Task to carry out - Your task is to copy every line of the entries that contains "annotation".

(Dataset rows about figures)
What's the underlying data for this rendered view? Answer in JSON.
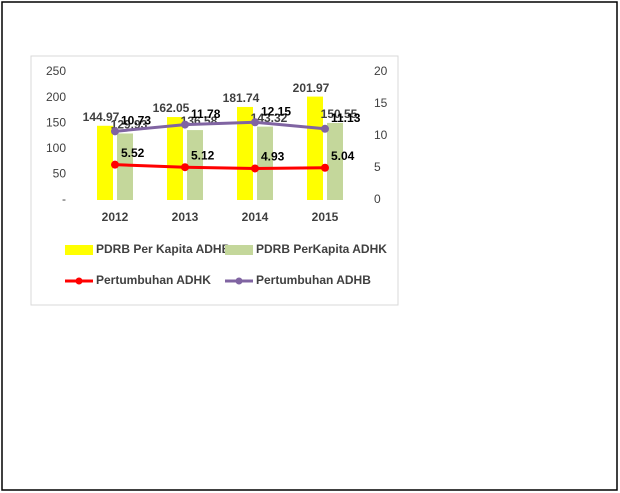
{
  "chart_data": {
    "type": "bar",
    "categories": [
      "2012",
      "2013",
      "2014",
      "2015"
    ],
    "series": [
      {
        "name": "PDRB Per Kapita ADHB",
        "type": "bar",
        "color": "#ffff00",
        "values": [
          144.97,
          162.05,
          181.74,
          201.97
        ]
      },
      {
        "name": "PDRB PerKapita ADHK",
        "type": "bar",
        "color": "#c4d79b",
        "values": [
          129.93,
          136.58,
          143.32,
          150.55
        ]
      },
      {
        "name": "Pertumbuhan ADHK",
        "type": "line",
        "axis": "y2",
        "color": "#ff0000",
        "values": [
          5.52,
          5.12,
          4.93,
          5.04
        ]
      },
      {
        "name": "Pertumbuhan ADHB",
        "type": "line",
        "axis": "y2",
        "color": "#8064a2",
        "values": [
          10.73,
          11.78,
          12.15,
          11.13
        ]
      }
    ],
    "ylim": [
      0,
      250
    ],
    "yticks": [
      {
        "value": 0,
        "label": "-"
      },
      50,
      100,
      150,
      200,
      250
    ],
    "y2lim": [
      0,
      20
    ],
    "y2ticks": [
      0,
      5,
      10,
      15,
      20
    ]
  }
}
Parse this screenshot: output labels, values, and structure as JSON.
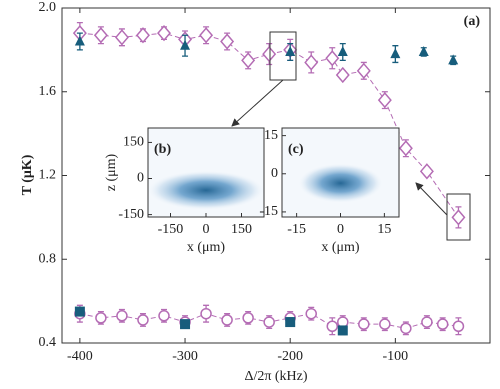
{
  "chart_data": [
    {
      "type": "scatter",
      "x_label": "Δ/2π (kHz)",
      "y_label": "T (μK)",
      "annotation": "(a)",
      "xlim": [
        -417,
        -10
      ],
      "ylim": [
        0.4,
        2.0
      ],
      "xticks": [
        -400,
        -300,
        -200,
        -100
      ],
      "yticks": [
        {
          "value": 2.0,
          "label": "2.0"
        },
        {
          "value": 1.6,
          "label": "1.6"
        },
        {
          "value": 1.2,
          "label": "1.2"
        },
        {
          "value": 0.8,
          "label": "0.8"
        },
        {
          "value": 0.4,
          "label": "0.4"
        }
      ],
      "series": [
        {
          "marker": "diamond",
          "color": "#b46cb4",
          "line": "dashed",
          "x": [
            -400,
            -380,
            -360,
            -340,
            -320,
            -300,
            -280,
            -260,
            -240,
            -220,
            -200,
            -180,
            -160,
            -150,
            -130,
            -110,
            -90,
            -70,
            -40
          ],
          "values": [
            1.88,
            1.87,
            1.86,
            1.87,
            1.88,
            1.85,
            1.87,
            1.84,
            1.75,
            1.78,
            1.8,
            1.74,
            1.76,
            1.68,
            1.7,
            1.56,
            1.33,
            1.22,
            1.0
          ],
          "errors": [
            0.05,
            0.04,
            0.04,
            0.03,
            0.03,
            0.04,
            0.04,
            0.04,
            0.04,
            0.05,
            0.05,
            0.05,
            0.05,
            0.02,
            0.04,
            0.04,
            0.04,
            0.02,
            0.05
          ]
        },
        {
          "marker": "triangle",
          "color": "#175d7c",
          "x": [
            -400,
            -300,
            -200,
            -150,
            -100,
            -73,
            -45
          ],
          "values": [
            1.84,
            1.82,
            1.79,
            1.79,
            1.78,
            1.79,
            1.75
          ],
          "errors": [
            0.04,
            0.05,
            0.04,
            0.04,
            0.04,
            0.02,
            0.02
          ]
        },
        {
          "marker": "circle",
          "color": "#b46cb4",
          "line": "dashed",
          "x": [
            -400,
            -380,
            -360,
            -340,
            -320,
            -300,
            -280,
            -260,
            -240,
            -220,
            -200,
            -180,
            -160,
            -150,
            -130,
            -110,
            -90,
            -70,
            -55,
            -40
          ],
          "values": [
            0.54,
            0.52,
            0.53,
            0.51,
            0.53,
            0.5,
            0.54,
            0.51,
            0.52,
            0.5,
            0.52,
            0.54,
            0.48,
            0.5,
            0.49,
            0.49,
            0.47,
            0.5,
            0.49,
            0.48
          ],
          "errors": [
            0.04,
            0.03,
            0.03,
            0.03,
            0.03,
            0.03,
            0.04,
            0.03,
            0.03,
            0.03,
            0.03,
            0.03,
            0.04,
            0.03,
            0.03,
            0.03,
            0.03,
            0.03,
            0.03,
            0.04
          ]
        },
        {
          "marker": "square",
          "color": "#175d7c",
          "x": [
            -400,
            -300,
            -200,
            -150
          ],
          "values": [
            0.55,
            0.49,
            0.5,
            0.46
          ],
          "errors": [
            0.02,
            0.02,
            0.02,
            0.02
          ]
        }
      ]
    },
    {
      "type": "image",
      "annotation": "(b)",
      "x_label": "x (μm)",
      "y_label": "z (μm)",
      "xlim": [
        -245,
        245
      ],
      "ylim": [
        -160,
        210
      ],
      "xticks": [
        -150,
        0,
        150
      ],
      "yticks": [
        150,
        0,
        -150
      ]
    },
    {
      "type": "image",
      "annotation": "(c)",
      "x_label": "x (μm)",
      "xlim": [
        -20,
        20
      ],
      "ylim": [
        -17,
        18
      ],
      "xticks": [
        -15,
        0,
        15
      ],
      "yticks": [
        15,
        0,
        -15
      ]
    }
  ]
}
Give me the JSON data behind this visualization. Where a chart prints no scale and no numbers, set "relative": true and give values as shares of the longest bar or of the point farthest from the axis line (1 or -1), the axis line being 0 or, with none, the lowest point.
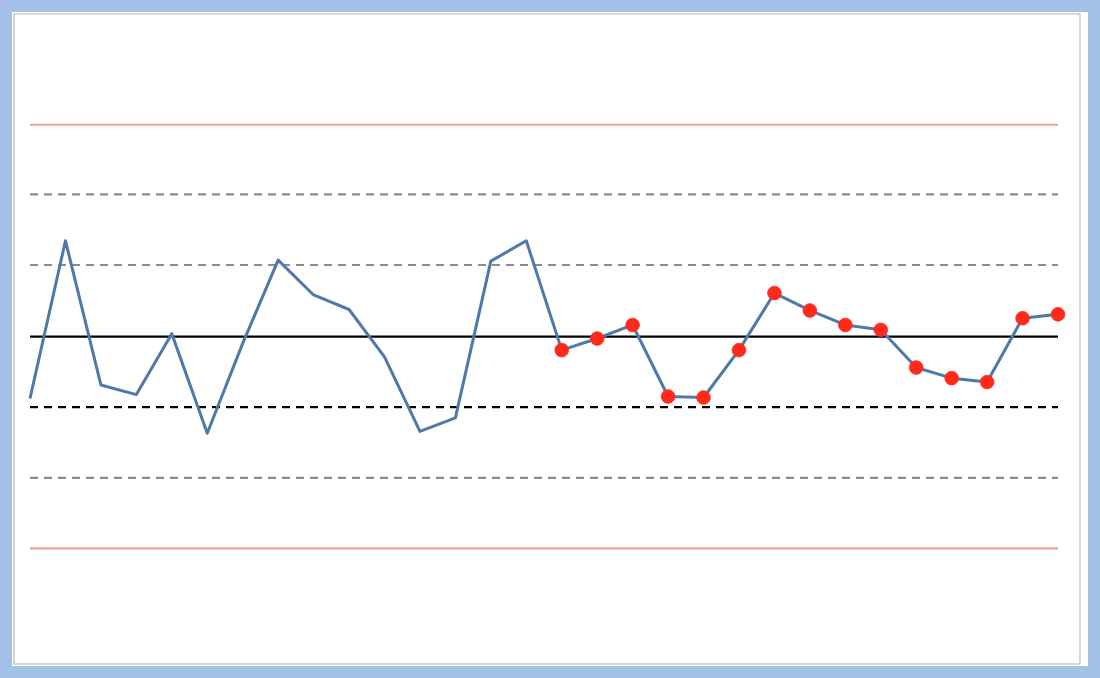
{
  "chart_data": {
    "type": "line",
    "relative": true,
    "categories": [
      null,
      null,
      null,
      null,
      null,
      null,
      null,
      null,
      null,
      null,
      null,
      null,
      null,
      null,
      null,
      null,
      null,
      null,
      null,
      null,
      null,
      null,
      null,
      null,
      null,
      null,
      null,
      null,
      null,
      null
    ],
    "series": [
      {
        "color": "#4f79a8",
        "marker": "circle",
        "line_style": "solid",
        "values": [
          -0.64,
          0.99,
          -0.5,
          -0.6,
          0.03,
          -1.0,
          -0.07,
          0.79,
          0.43,
          0.28,
          -0.21,
          -0.98,
          -0.84,
          0.78,
          0.99,
          -0.14,
          -0.02,
          0.12,
          -0.62,
          -0.63,
          -0.14,
          0.45,
          0.27,
          0.12,
          0.07,
          -0.32,
          -0.43,
          -0.47,
          0.19,
          0.23
        ],
        "colors": [
          null,
          null,
          null,
          null,
          null,
          null,
          null,
          null,
          null,
          null,
          null,
          null,
          null,
          null,
          null,
          "#ff2a1a",
          "#ff2a1a",
          "#ff2a1a",
          "#ff2a1a",
          "#ff2a1a",
          "#ff2a1a",
          "#ff2a1a",
          "#ff2a1a",
          "#ff2a1a",
          "#ff2a1a",
          "#ff2a1a",
          "#ff2a1a",
          "#ff2a1a",
          "#ff2a1a",
          "#ff2a1a"
        ]
      }
    ],
    "ref_lines": [
      {
        "axis": "y",
        "value": 2.19,
        "color": "#f4a09c",
        "line_style": "solid"
      },
      {
        "axis": "y",
        "value": 1.47,
        "color": "#8c8c8c",
        "line_style": "dashed"
      },
      {
        "axis": "y",
        "value": 0.74,
        "color": "#8c8c8c",
        "line_style": "dashed"
      },
      {
        "axis": "y",
        "value": 0,
        "color": "#000000",
        "line_style": "solid"
      },
      {
        "axis": "y",
        "value": -0.73,
        "color": "#000000",
        "line_style": "dashed"
      },
      {
        "axis": "y",
        "value": -1.46,
        "color": "#8c8c8c",
        "line_style": "dashed"
      },
      {
        "axis": "y",
        "value": -2.19,
        "color": "#f4a09c",
        "line_style": "solid"
      }
    ]
  }
}
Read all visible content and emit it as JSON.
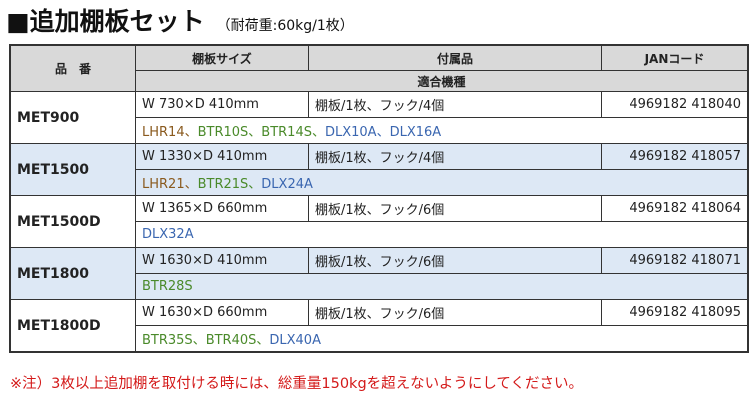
{
  "header": {
    "title": "■追加棚板セット",
    "note": "（耐荷重:60kg/1枚）"
  },
  "table": {
    "columns": [
      "品　番",
      "棚板サイズ",
      "付属品",
      "JANコード",
      "適合機種"
    ],
    "rows": [
      {
        "code": "MET900",
        "size": "W 730×D 410mm",
        "accessory": "棚板/1枚、フック/4個",
        "jan": "4969182 418040",
        "models": [
          {
            "text": "LHR14、",
            "color": "#8a5a1e"
          },
          {
            "text": "BTR10S、",
            "color": "#4a8a2a"
          },
          {
            "text": "BTR14S、",
            "color": "#4a8a2a"
          },
          {
            "text": "DLX10A、",
            "color": "#3a66b0"
          },
          {
            "text": "DLX16A",
            "color": "#3a66b0"
          }
        ]
      },
      {
        "code": "MET1500",
        "size": "W 1330×D 410mm",
        "accessory": "棚板/1枚、フック/4個",
        "jan": "4969182 418057",
        "models": [
          {
            "text": "LHR21、",
            "color": "#8a5a1e"
          },
          {
            "text": "BTR21S、",
            "color": "#4a8a2a"
          },
          {
            "text": "DLX24A",
            "color": "#3a66b0"
          }
        ]
      },
      {
        "code": "MET1500D",
        "size": "W 1365×D 660mm",
        "accessory": "棚板/1枚、フック/6個",
        "jan": "4969182 418064",
        "models": [
          {
            "text": "DLX32A",
            "color": "#3a66b0"
          }
        ]
      },
      {
        "code": "MET1800",
        "size": "W 1630×D 410mm",
        "accessory": "棚板/1枚、フック/6個",
        "jan": "4969182 418071",
        "models": [
          {
            "text": "BTR28S",
            "color": "#4a8a2a"
          }
        ]
      },
      {
        "code": "MET1800D",
        "size": "W 1630×D 660mm",
        "accessory": "棚板/1枚、フック/6個",
        "jan": "4969182 418095",
        "models": [
          {
            "text": "BTR35S、",
            "color": "#4a8a2a"
          },
          {
            "text": "BTR40S、",
            "color": "#4a8a2a"
          },
          {
            "text": "DLX40A",
            "color": "#3a66b0"
          }
        ]
      }
    ]
  },
  "footnote": "※注）3枚以上追加棚を取付ける時には、総重量150kgを超えないようにしてください。"
}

Written response -
      "annotation": "(a)",
      "annotation": "(b)",
      "annotation": "(c)",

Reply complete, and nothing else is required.